* Required work
Single out each line with the word "Если" and copy it.

* Rows
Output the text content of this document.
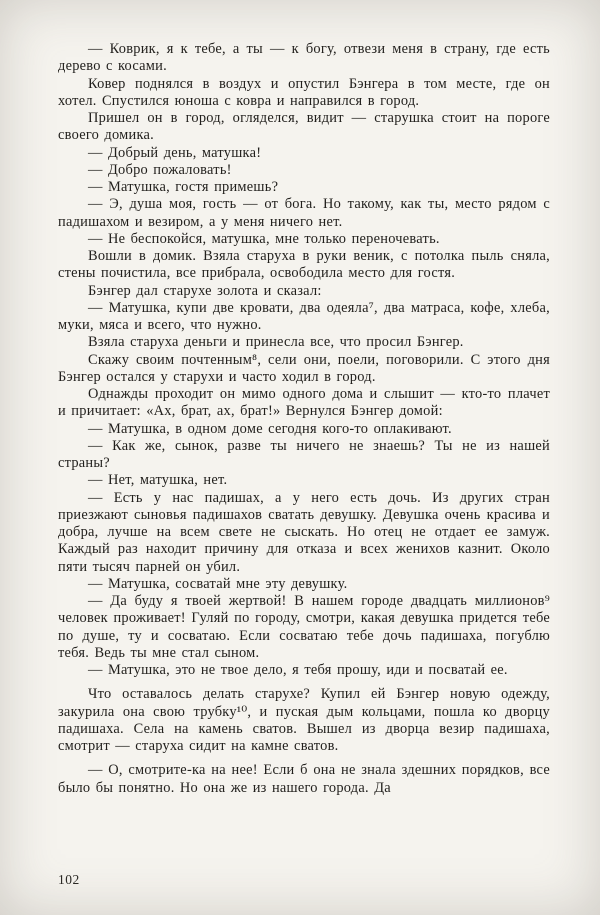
— Коврик, я к тебе, а ты — к богу, отвези меня в страну, где есть дерево с косами.

Ковер поднялся в воздух и опустил Бэнгера в том месте, где он хотел. Спустился юноша с ковра и направился в город.

Пришел он в город, огляделся, видит — старушка стоит на пороге своего домика.

— Добрый день, матушка!

— Добро пожаловать!

— Матушка, гостя примешь?

— Э, душа моя, гость — от бога. Но такому, как ты, место рядом с падишахом и везиром, а у меня ничего нет.

— Не беспокойся, матушка, мне только переночевать.

Вошли в домик. Взяла старуха в руки веник, с потолка пыль сняла, стены почистила, все прибрала, освободила место для гостя.

Бэнгер дал старухе золота и сказал:

— Матушка, купи две кровати, два одеяла⁷, два матраса, кофе, хлеба, муки, мяса и всего, что нужно.

Взяла старуха деньги и принесла все, что просил Бэнгер.

Скажу своим почтенным⁸, сели они, поели, поговорили. С этого дня Бэнгер остался у старухи и часто ходил в город.

Однажды проходит он мимо одного дома и слышит — кто-то плачет и причитает: «Ах, брат, ах, брат!» Вернулся Бэнгер домой:

— Матушка, в одном доме сегодня кого-то оплакивают.

— Как же, сынок, разве ты ничего не знаешь? Ты не из нашей страны?

— Нет, матушка, нет.

— Есть у нас падишах, а у него есть дочь. Из других стран приезжают сыновья падишахов сватать девушку. Девушка очень красива и добра, лучше на всем свете не сыскать. Но отец не отдает ее замуж. Каждый раз находит причину для отказа и всех женихов казнит. Около пяти тысяч парней он убил.

— Матушка, сосватай мне эту девушку.

— Да буду я твоей жертвой! В нашем городе двадцать миллионов⁹ человек проживает! Гуляй по городу, смотри, какая девушка придется тебе по душе, ту и сосватаю. Если сосватаю тебе дочь падишаха, погублю тебя. Ведь ты мне стал сыном.

— Матушка, это не твое дело, я тебя прошу, иди и посватай ее.

Что оставалось делать старухе? Купил ей Бэнгер новую одежду, закурила она свою трубку¹⁰, и пуская дым кольцами, пошла ко дворцу падишаха. Села на камень сватов. Вышел из дворца везир падишаха, смотрит — старуха сидит на камне сватов.

— О, смотрите-ка на нее! Если б она не знала здешних порядков, все было бы понятно. Но она же из нашего города. Да

102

* The solution
— Да буду я твоей жертвой! В нашем городе двадцать миллионов⁹ человек проживает! Гуляй по городу, смотри, какая девушка придется тебе по душе, ту и сосватаю. Если сосватаю тебе дочь падишаха, погублю тебя. Ведь ты мне стал сыном.
— О, смотрите-ка на нее! Если б она не знала здешних порядков, все было бы понятно. Но она же из нашего города. Да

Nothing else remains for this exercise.